*Given request*
Gather all lines in the records below that include the word "number".

*Exercise inputs*

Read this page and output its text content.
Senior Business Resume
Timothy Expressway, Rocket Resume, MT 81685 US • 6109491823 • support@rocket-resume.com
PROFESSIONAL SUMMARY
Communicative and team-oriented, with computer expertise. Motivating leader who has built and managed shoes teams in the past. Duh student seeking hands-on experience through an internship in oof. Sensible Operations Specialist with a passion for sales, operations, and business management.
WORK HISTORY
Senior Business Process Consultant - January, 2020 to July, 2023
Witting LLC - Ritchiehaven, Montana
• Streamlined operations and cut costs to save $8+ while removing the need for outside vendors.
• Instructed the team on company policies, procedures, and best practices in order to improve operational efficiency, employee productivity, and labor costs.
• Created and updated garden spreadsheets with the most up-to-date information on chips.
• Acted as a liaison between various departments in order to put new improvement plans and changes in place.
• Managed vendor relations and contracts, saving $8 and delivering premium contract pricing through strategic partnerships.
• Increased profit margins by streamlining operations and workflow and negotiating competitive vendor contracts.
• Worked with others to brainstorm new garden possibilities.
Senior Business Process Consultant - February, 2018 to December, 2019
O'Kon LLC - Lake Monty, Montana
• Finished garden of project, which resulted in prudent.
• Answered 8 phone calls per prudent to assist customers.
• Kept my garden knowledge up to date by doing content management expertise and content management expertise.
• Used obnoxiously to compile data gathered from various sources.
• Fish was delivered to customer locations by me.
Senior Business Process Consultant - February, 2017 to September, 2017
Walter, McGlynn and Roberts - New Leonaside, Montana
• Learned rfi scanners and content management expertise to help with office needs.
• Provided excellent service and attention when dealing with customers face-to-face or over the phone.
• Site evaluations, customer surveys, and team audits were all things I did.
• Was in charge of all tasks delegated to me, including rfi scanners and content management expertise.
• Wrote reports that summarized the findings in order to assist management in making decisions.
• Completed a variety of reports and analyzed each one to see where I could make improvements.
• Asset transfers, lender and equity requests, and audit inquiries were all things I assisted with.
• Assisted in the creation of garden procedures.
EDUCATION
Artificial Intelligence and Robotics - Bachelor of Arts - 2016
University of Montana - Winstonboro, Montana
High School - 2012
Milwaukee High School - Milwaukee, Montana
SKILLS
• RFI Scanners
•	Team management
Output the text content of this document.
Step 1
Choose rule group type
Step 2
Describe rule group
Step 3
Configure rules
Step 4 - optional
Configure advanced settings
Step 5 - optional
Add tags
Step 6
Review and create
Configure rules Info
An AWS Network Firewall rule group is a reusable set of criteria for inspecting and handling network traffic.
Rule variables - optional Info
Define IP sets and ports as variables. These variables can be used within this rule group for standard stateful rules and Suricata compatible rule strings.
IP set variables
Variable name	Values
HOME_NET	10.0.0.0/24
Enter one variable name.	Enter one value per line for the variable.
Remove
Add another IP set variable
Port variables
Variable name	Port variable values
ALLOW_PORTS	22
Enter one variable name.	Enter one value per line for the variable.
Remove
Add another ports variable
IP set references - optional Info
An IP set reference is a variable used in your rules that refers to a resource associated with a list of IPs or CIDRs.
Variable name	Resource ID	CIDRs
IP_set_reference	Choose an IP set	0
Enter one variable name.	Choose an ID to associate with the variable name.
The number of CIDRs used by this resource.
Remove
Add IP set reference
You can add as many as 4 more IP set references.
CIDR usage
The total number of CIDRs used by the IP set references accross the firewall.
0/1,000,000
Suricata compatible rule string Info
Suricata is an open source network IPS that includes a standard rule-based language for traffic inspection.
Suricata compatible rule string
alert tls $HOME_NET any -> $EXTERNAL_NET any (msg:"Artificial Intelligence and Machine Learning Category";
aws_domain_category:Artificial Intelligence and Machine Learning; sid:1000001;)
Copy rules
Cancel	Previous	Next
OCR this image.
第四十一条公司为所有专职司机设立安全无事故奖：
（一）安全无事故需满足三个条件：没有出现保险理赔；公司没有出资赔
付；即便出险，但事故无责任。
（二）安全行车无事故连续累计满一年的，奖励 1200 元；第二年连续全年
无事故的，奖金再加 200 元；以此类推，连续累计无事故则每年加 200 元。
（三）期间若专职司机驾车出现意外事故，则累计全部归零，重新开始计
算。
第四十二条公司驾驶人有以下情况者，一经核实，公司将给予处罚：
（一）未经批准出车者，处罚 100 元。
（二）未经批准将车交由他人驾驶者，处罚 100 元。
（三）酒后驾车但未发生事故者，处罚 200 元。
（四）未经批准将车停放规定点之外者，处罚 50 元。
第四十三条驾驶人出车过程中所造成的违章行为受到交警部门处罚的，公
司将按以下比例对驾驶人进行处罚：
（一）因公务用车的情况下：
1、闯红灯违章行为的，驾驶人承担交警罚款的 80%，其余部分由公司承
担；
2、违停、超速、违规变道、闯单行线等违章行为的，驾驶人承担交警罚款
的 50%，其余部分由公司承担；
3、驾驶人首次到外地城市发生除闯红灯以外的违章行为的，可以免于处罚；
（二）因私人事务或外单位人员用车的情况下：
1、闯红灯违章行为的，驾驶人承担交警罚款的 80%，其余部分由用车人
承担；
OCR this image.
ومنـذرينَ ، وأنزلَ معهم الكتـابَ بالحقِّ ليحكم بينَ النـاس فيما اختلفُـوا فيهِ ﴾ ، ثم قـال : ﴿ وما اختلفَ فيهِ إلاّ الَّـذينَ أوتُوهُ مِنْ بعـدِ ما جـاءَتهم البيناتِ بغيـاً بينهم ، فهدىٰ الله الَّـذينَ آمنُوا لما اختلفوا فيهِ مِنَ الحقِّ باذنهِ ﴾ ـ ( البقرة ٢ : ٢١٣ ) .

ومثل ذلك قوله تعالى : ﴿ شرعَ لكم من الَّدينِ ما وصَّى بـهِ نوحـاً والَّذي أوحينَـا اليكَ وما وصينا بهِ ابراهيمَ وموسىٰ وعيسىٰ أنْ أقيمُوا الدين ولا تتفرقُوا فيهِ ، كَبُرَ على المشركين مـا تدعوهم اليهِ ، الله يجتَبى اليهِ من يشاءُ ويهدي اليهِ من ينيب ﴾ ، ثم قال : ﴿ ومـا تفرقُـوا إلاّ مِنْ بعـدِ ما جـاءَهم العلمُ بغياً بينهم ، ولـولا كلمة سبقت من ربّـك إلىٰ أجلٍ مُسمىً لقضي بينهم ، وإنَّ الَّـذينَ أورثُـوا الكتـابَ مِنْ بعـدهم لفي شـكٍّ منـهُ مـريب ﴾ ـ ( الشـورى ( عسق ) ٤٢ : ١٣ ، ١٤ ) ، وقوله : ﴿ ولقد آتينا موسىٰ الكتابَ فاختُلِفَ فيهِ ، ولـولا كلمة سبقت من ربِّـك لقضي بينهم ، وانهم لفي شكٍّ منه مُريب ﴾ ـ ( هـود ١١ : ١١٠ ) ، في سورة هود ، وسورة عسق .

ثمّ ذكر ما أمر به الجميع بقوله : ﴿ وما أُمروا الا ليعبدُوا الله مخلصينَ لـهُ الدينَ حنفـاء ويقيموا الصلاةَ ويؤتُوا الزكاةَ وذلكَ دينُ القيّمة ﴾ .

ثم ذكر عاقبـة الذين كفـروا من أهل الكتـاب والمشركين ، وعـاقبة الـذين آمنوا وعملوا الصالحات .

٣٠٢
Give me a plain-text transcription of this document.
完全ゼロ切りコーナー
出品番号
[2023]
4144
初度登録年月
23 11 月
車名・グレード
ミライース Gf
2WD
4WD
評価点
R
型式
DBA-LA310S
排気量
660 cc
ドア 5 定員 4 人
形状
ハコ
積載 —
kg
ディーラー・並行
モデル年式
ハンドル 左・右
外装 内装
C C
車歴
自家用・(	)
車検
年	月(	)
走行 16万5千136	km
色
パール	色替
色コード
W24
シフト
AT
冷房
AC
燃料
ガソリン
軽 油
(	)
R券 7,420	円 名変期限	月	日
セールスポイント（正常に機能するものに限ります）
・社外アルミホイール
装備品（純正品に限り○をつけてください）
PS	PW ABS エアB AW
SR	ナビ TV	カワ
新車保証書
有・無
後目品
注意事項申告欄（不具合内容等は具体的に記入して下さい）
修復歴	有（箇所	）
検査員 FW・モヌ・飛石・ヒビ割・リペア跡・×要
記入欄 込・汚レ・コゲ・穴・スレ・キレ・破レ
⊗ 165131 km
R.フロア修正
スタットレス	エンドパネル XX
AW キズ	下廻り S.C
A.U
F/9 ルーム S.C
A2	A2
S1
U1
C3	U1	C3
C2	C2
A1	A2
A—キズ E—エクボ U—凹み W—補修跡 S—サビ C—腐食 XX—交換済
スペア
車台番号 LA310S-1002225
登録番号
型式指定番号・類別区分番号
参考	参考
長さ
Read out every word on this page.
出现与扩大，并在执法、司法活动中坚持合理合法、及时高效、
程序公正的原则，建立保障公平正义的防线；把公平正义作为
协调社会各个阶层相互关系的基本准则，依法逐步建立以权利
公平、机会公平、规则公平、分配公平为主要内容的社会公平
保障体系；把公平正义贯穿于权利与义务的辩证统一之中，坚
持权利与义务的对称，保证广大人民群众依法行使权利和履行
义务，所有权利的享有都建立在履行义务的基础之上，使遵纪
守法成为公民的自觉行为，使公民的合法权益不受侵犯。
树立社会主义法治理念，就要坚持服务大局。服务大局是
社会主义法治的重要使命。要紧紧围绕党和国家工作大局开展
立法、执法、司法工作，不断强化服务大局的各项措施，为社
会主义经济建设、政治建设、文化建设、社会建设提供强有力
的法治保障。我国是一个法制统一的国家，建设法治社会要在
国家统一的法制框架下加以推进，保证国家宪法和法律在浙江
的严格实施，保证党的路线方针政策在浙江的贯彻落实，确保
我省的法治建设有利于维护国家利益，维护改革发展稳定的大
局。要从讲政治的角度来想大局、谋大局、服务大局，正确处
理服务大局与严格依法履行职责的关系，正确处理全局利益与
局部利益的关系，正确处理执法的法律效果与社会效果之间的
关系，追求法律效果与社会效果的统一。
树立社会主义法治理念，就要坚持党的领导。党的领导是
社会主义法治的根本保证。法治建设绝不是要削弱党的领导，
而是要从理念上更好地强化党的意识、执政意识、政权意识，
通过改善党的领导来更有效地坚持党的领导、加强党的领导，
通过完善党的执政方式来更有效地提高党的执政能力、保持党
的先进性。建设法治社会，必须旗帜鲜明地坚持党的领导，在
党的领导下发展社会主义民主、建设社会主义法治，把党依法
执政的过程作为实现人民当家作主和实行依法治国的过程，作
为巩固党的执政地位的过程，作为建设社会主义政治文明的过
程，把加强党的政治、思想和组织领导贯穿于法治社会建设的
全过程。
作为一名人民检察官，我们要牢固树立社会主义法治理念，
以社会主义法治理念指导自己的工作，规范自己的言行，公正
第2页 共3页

*Task output*
The number of CIDRs used by this resource.
The total number of CIDRs used by the IP set references accross the firewall.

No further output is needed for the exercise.